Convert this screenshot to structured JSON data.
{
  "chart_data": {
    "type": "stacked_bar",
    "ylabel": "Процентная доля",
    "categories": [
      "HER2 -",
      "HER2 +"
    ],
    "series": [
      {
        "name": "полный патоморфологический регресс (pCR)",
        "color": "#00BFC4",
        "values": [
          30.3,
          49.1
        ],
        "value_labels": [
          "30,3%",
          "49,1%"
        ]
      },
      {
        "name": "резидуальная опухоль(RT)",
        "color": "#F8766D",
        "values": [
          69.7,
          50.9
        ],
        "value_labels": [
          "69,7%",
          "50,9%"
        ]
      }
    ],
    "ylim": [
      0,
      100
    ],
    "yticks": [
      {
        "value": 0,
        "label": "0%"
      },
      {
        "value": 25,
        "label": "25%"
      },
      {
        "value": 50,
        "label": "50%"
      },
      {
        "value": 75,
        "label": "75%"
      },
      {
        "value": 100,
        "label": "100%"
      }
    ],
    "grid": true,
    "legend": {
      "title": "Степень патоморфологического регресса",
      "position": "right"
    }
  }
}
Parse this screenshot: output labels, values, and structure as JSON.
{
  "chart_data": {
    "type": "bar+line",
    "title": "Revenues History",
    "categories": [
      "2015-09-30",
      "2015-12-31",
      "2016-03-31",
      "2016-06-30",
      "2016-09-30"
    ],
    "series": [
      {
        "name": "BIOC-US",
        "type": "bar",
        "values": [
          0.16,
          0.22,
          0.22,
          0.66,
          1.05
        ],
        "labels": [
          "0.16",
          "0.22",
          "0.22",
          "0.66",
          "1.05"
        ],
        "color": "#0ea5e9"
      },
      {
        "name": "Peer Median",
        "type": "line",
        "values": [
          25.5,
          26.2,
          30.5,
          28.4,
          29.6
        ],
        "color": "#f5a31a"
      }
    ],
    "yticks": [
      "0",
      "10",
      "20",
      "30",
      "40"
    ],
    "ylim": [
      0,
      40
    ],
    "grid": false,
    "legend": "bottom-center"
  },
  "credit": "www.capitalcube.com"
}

Problem: Retype the data exactly as given.

Problem solution:
Convert this screenshot to structured JSON data.
{
  "chart_data": {
    "type": "stacked_bar",
    "ylabel": "Процентная доля",
    "categories": [
      "HER2 -",
      "HER2 +"
    ],
    "series": [
      {
        "name": "полный патоморфологический регресс (pCR)",
        "color": "#00BFC4",
        "values": [
          30.3,
          49.1
        ],
        "value_labels": [
          "30,3%",
          "49,1%"
        ]
      },
      {
        "name": "резидуальная опухоль(RT)",
        "color": "#F8766D",
        "values": [
          69.7,
          50.9
        ],
        "value_labels": [
          "69,7%",
          "50,9%"
        ]
      }
    ],
    "ylim": [
      0,
      100
    ],
    "yticks": [
      {
        "value": 0,
        "label": "0%"
      },
      {
        "value": 25,
        "label": "25%"
      },
      {
        "value": 50,
        "label": "50%"
      },
      {
        "value": 75,
        "label": "75%"
      },
      {
        "value": 100,
        "label": "100%"
      }
    ],
    "grid": true,
    "legend": {
      "title": "Степень патоморфологического регресса",
      "position": "right"
    }
  }
}
Parse this screenshot: output labels, values, and structure as JSON.
{
  "chart_data": {
    "type": "bar+line",
    "title": "Revenues History",
    "categories": [
      "2015-09-30",
      "2015-12-31",
      "2016-03-31",
      "2016-06-30",
      "2016-09-30"
    ],
    "series": [
      {
        "name": "BIOC-US",
        "type": "bar",
        "values": [
          0.16,
          0.22,
          0.22,
          0.66,
          1.05
        ],
        "labels": [
          "0.16",
          "0.22",
          "0.22",
          "0.66",
          "1.05"
        ],
        "color": "#0ea5e9"
      },
      {
        "name": "Peer Median",
        "type": "line",
        "values": [
          25.5,
          26.2,
          30.5,
          28.4,
          29.6
        ],
        "color": "#f5a31a"
      }
    ],
    "yticks": [
      "0",
      "10",
      "20",
      "30",
      "40"
    ],
    "ylim": [
      0,
      40
    ],
    "grid": false,
    "legend": "bottom-center"
  },
  "credit": "www.capitalcube.com"
}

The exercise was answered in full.